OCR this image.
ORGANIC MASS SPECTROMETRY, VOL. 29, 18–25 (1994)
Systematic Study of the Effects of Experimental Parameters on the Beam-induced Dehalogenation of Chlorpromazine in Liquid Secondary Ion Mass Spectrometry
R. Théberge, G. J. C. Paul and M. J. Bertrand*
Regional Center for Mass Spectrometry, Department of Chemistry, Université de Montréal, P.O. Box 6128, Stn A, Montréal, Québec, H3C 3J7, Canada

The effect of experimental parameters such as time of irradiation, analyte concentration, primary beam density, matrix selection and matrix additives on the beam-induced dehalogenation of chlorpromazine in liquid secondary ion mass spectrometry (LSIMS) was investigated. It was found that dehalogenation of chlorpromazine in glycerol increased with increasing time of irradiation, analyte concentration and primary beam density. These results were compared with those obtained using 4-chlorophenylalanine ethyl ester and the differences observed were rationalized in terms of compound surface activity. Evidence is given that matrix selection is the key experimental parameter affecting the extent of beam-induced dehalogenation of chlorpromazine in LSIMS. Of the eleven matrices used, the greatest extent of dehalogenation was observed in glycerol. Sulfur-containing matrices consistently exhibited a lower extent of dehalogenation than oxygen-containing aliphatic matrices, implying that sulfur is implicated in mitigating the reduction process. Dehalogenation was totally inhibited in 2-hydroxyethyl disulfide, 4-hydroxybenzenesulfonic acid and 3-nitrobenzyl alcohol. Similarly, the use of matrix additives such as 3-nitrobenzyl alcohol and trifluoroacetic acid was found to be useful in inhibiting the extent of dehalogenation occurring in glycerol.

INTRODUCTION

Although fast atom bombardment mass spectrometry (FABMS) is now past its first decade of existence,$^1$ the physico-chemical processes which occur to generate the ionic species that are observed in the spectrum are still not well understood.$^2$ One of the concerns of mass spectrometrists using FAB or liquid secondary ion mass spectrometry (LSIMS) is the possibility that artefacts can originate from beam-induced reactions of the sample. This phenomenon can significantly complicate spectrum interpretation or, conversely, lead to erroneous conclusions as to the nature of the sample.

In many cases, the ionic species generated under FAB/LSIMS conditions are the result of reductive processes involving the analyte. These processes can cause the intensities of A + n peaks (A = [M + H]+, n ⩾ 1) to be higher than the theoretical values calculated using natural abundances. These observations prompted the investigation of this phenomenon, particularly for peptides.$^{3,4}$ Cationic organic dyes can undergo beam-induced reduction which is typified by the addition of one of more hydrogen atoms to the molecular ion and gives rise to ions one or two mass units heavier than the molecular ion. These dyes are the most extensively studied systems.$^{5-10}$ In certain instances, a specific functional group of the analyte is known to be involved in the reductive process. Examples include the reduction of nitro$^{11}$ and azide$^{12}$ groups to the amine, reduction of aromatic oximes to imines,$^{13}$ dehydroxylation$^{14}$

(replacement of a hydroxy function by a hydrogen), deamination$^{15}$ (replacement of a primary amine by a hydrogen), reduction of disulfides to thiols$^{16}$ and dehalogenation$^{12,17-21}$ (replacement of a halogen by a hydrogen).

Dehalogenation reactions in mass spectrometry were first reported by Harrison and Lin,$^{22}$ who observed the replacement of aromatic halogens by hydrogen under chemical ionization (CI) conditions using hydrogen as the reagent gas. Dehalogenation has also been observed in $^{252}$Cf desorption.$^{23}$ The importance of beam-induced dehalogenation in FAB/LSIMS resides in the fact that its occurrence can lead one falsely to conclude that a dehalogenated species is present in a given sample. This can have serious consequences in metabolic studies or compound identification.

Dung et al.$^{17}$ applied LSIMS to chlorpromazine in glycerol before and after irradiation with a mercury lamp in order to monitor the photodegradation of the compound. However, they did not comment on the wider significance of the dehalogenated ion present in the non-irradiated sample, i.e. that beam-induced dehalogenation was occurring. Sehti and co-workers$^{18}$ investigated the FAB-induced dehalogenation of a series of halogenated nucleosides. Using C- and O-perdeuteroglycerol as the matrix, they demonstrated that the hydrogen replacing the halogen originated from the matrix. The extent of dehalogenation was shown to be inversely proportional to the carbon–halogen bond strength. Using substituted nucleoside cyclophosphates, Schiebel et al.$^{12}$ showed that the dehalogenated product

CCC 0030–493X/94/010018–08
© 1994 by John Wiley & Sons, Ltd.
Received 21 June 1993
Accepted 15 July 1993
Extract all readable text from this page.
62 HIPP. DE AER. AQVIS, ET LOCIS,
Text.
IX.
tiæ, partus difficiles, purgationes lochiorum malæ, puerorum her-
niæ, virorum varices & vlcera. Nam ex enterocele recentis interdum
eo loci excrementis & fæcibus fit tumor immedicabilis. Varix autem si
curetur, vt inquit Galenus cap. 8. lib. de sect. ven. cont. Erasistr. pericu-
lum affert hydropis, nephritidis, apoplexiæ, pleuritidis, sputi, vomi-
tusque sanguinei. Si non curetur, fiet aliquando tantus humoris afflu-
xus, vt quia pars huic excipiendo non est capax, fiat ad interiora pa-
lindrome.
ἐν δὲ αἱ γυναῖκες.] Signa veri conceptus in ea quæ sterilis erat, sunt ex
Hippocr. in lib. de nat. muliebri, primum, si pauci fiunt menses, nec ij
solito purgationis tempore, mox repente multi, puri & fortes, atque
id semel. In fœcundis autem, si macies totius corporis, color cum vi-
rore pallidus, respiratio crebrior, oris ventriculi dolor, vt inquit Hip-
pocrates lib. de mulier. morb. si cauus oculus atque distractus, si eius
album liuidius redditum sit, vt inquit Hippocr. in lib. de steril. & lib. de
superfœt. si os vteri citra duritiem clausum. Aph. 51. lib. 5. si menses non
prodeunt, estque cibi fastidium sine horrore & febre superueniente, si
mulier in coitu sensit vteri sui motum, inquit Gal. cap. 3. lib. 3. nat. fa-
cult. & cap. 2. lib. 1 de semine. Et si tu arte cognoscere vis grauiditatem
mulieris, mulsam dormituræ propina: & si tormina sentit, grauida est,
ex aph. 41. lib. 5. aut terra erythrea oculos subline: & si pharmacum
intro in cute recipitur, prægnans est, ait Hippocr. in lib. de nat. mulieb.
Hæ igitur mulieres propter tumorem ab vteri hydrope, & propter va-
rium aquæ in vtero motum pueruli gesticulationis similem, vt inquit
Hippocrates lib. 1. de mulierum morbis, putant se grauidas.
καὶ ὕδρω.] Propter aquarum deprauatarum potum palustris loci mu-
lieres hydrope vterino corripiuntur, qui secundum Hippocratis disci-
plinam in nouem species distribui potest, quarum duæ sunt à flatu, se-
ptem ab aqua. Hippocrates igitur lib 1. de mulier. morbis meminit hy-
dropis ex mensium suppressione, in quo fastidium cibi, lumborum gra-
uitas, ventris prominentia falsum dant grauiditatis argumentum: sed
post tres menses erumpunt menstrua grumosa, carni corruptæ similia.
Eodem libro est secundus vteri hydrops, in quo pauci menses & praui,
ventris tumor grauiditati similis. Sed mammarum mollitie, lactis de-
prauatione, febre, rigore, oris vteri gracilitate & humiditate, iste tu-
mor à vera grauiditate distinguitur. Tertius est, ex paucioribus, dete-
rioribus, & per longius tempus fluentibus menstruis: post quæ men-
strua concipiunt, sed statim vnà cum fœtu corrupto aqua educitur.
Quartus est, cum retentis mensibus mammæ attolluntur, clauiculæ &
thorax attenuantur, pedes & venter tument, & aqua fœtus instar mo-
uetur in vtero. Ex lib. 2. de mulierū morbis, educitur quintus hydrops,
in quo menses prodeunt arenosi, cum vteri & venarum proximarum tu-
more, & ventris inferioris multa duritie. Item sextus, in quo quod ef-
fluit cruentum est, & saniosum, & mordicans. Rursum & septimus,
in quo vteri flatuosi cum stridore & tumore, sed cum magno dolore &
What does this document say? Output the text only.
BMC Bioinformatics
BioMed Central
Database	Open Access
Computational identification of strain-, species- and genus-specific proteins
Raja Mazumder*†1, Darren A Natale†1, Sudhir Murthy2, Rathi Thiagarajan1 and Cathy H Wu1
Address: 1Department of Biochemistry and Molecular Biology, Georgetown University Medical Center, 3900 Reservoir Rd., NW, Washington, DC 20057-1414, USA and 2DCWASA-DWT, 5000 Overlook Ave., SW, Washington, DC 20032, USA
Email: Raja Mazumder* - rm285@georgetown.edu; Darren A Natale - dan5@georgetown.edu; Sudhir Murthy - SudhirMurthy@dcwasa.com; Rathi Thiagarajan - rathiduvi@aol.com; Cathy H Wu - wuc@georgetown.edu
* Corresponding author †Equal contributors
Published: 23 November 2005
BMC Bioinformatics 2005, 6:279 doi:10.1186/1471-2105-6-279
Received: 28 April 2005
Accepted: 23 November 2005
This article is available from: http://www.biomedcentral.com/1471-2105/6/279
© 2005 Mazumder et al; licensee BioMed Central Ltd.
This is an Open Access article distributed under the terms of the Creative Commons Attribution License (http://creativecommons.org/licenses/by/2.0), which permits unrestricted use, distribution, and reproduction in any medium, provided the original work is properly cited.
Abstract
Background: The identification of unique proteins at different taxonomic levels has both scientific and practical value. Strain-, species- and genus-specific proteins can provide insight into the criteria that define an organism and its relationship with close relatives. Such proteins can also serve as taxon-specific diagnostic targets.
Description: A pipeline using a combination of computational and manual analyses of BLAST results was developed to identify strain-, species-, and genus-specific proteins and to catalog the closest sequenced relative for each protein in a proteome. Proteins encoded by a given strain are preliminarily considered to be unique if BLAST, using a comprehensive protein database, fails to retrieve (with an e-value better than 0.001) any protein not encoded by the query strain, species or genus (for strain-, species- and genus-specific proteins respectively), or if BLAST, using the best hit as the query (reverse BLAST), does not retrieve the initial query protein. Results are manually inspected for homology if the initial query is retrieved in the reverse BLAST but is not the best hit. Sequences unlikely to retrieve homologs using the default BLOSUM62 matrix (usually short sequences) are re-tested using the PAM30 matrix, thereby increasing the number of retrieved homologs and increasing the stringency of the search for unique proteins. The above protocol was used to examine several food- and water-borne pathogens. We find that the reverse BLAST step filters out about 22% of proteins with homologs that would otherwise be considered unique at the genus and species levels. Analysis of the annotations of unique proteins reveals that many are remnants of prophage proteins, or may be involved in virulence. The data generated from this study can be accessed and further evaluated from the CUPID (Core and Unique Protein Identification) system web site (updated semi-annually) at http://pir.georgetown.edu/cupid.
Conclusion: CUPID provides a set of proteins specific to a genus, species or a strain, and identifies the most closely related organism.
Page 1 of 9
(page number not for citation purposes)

____________________

* _Exercise description_:
Tally the lines above that contain "curetur"; give only the number.

* _Solution for this task_:
2